Source text:
________________________________________
Sunday, November 22, 2009

Why Does Etiquette Matter?

What is the first thing that pops into your head when you hear the word etiquette?

For those of us in the “X” and “Y” Generation some of the images and memories may not be so positive. Some of us can picture parents and grandparents nagging about closing our mouth when chewing, choosing the right fork to eat with, and/or writing thank you notes. Young children often perceive etiquette as annoying and tedious practices that are instilled by their elders. Children are instructed on what is proper but aren't taught why these practices are so important. Once kids are out of their parents house often times all those rules of etiquette are dropped and long forgotten because no one is there to nag.

Well, let’s try and figure out why etiquette is in our lives and for goodness gracious why grandmothers made us use our indoor voice, say please and thank you, and write thank you notes after every gift!

Since I’m not the expert we’re going to look to the great Post family for some insight AND so you don’t think I’m just making this stuff up.

Peggy Post reminds us that etiquette is about three main principals:

  • Respect: Interest in others as they are
  • Consideration: Thinking before acting (we could all brush up on this one!)
________________________________________
Exercise set:
1 - Answer these using the etiquette post:
(a) How do young children often see etiquette?
(b) Whose family does the writer turn to for insight?
(c) How many main principles does Peggy Post say etiquette is about?
2 - Print the part of the etiquette post that begins at the words "Why Does Etiquette" and stops after "there to nag.".

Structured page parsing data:
________________________________________
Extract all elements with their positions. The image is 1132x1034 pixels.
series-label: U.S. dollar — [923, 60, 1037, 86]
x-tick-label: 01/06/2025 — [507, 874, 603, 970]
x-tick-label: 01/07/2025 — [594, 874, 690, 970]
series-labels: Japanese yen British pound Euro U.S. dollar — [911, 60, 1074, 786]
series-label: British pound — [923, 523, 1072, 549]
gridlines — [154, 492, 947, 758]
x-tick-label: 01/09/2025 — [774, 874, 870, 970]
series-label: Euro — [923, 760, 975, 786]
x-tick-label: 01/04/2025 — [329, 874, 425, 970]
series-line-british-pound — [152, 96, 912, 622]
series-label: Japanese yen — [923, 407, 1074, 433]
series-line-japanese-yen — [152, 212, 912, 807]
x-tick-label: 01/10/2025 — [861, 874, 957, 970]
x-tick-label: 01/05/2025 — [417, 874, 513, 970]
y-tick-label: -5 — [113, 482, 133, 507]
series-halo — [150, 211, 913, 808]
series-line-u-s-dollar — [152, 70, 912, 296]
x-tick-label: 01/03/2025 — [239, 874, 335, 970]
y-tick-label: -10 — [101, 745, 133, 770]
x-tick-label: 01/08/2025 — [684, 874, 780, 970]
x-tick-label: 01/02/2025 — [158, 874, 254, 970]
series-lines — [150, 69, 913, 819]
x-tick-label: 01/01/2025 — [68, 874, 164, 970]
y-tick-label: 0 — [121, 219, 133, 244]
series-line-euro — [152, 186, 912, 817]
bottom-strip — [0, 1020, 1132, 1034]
________________________________________
Responses by task:
1 -
(a) As annoying and tedious practices instilled by their elders.
(b) The Post family.
(c) Three.

2 -
Why Does Etiquette Matter?

What is the first thing that pops into your head when you hear the word etiquette?

For those of us in the “X” and “Y” Generation some of the images and memories may not be so positive. Some of us can picture parents and grandparents nagging about closing our mouth when chewing, choosing the right fork to eat with, and/or writing thank you notes. Young children often perceive etiquette as annoying and tedious practices that are instilled by their elders. Children are instructed on what is proper but aren't taught why these practices are so important. Once kids are out of their parents house often times all those rules of etiquette are dropped and long forgotten because no one is there to nag.